Source data

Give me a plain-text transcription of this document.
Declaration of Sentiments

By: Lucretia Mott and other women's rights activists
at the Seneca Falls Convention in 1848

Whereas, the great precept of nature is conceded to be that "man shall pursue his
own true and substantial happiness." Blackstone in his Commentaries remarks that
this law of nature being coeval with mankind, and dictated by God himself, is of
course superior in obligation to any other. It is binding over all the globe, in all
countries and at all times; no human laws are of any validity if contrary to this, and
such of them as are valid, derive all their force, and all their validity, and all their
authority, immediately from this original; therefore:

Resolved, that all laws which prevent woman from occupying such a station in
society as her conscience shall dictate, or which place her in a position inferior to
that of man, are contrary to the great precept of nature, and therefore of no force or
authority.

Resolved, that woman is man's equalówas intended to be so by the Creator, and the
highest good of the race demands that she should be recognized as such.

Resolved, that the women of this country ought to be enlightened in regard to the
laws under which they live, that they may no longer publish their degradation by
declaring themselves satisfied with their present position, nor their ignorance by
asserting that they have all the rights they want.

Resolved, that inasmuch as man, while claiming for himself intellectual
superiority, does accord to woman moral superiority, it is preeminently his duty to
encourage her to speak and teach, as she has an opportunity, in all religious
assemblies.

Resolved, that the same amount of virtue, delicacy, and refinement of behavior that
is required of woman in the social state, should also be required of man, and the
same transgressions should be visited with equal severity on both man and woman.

Work to complete
Track down every line of the material containing the string "validity", and copy it.

Answer to this exercise
countries and at all times; no human laws are of any validity if contrary to this, and
such of them as are valid, derive all their force, and all their validity, and all their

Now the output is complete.